(Stored items from a collection)
- - -

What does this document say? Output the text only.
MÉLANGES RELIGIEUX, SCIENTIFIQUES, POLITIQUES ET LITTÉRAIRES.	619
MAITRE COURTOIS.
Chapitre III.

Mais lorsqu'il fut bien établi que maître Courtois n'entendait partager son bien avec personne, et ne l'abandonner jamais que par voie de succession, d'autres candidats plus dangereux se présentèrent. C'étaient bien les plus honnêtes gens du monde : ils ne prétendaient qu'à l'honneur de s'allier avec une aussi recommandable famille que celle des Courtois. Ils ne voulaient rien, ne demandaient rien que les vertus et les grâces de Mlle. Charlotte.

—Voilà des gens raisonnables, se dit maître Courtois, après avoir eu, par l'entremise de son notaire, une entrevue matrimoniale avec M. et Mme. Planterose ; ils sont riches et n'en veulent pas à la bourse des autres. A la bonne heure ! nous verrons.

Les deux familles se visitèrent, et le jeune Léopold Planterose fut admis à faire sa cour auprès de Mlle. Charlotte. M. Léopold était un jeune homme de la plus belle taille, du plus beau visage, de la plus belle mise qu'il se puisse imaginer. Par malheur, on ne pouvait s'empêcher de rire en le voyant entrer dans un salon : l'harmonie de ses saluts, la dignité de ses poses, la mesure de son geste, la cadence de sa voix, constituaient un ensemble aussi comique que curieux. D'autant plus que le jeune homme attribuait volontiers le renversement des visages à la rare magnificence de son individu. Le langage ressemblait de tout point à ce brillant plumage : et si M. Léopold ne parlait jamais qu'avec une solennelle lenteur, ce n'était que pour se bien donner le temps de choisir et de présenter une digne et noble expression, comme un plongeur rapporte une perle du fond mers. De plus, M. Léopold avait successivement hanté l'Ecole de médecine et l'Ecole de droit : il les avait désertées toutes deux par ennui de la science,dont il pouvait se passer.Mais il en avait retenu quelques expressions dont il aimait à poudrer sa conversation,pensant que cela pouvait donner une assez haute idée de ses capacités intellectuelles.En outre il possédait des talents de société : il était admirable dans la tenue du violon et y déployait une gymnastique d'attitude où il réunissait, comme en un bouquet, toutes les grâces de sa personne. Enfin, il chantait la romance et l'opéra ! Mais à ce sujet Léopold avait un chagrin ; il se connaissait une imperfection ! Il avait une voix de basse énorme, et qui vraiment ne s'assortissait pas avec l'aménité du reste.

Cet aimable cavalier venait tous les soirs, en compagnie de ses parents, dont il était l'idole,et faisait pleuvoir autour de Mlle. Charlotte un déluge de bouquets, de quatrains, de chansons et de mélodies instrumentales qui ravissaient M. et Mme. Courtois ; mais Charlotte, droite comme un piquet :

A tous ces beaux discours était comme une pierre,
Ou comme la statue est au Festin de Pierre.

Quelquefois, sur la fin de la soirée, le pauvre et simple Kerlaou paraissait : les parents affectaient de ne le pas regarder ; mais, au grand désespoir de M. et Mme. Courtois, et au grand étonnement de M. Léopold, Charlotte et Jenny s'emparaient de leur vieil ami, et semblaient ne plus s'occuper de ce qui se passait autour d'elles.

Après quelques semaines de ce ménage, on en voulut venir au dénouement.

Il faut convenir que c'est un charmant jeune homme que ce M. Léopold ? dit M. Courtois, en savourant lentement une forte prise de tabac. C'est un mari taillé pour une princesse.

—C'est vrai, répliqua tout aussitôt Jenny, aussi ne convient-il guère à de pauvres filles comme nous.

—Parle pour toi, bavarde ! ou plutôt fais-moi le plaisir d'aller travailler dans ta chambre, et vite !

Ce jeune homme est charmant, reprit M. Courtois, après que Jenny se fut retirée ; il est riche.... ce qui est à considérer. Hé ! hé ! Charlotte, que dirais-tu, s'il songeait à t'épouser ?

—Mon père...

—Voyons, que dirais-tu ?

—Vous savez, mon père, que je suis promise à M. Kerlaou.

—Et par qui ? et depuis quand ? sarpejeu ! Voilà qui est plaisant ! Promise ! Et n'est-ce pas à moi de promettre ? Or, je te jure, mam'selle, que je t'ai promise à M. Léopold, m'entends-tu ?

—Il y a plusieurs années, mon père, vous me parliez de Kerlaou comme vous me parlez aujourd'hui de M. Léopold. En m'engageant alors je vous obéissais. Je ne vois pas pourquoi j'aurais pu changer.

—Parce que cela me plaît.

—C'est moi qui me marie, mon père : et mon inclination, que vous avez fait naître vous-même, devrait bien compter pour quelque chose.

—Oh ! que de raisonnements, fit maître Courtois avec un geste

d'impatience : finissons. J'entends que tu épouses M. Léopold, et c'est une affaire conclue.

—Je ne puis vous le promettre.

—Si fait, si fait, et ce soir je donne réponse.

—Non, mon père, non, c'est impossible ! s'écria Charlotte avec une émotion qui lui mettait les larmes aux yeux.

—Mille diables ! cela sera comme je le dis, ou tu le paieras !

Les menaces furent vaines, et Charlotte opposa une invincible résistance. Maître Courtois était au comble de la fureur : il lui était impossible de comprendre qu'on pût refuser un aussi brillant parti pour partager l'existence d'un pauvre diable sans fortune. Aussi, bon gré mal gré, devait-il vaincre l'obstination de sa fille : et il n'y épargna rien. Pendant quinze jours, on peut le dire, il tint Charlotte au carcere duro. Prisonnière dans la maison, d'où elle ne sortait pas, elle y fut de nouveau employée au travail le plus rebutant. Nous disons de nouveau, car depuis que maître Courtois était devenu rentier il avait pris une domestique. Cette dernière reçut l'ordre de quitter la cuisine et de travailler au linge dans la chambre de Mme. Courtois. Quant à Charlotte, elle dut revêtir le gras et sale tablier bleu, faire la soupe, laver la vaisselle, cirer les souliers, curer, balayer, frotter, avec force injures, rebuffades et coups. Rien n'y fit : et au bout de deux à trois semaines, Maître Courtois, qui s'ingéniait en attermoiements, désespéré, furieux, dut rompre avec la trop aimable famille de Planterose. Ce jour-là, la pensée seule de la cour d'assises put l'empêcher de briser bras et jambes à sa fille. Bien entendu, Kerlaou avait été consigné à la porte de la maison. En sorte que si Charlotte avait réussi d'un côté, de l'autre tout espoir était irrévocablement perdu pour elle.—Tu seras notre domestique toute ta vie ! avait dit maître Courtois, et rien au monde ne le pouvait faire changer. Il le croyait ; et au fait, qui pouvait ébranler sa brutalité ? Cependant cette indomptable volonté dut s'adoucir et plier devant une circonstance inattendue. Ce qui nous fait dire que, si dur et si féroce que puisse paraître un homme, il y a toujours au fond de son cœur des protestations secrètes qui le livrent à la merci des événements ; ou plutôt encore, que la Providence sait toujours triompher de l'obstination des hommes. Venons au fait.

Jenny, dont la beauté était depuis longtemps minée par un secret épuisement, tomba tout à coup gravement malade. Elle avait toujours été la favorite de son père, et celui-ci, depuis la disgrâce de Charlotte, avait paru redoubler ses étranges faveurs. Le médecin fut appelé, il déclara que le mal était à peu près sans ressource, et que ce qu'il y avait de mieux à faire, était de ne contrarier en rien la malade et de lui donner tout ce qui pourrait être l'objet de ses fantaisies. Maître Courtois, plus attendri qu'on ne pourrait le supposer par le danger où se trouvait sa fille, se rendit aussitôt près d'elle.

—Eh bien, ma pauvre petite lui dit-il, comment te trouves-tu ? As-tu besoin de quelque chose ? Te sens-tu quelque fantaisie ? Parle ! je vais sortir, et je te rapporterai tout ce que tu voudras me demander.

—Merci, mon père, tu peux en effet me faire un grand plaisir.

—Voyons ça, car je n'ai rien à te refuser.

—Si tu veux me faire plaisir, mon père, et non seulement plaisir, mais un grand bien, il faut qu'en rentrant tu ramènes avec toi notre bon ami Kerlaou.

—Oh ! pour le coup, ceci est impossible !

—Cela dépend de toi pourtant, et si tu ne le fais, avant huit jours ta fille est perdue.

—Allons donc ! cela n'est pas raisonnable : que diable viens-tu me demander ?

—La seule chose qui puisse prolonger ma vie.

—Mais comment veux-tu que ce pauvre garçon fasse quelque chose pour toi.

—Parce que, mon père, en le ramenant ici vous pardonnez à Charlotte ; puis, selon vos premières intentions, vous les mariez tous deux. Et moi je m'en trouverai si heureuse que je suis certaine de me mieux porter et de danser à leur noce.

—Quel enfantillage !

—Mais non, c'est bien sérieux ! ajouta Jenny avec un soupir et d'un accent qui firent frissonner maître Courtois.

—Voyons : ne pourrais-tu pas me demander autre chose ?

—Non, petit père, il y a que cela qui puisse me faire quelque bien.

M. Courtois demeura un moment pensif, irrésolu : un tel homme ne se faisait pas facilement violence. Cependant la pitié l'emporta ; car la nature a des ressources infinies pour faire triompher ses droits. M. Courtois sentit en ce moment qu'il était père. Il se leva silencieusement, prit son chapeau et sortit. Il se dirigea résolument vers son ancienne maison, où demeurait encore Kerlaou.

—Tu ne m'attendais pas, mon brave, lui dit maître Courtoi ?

- - -

▸ **DIRECTIVE**:
Show every line of the listing in which the string "suis" can be found.

▸ **CORRECT ANSWER**:
—Vous savez, mon père, que je suis promise à M. Kerlaou.
—Parce que, mon père, en le ramenant ici vous pardonnez à Charlotte ; puis, selon vos premières intentions, vous les mariez tous deux. Et moi je m'en trouverai si heureuse que je suis certaine de me mieux porter et de danser à leur noce.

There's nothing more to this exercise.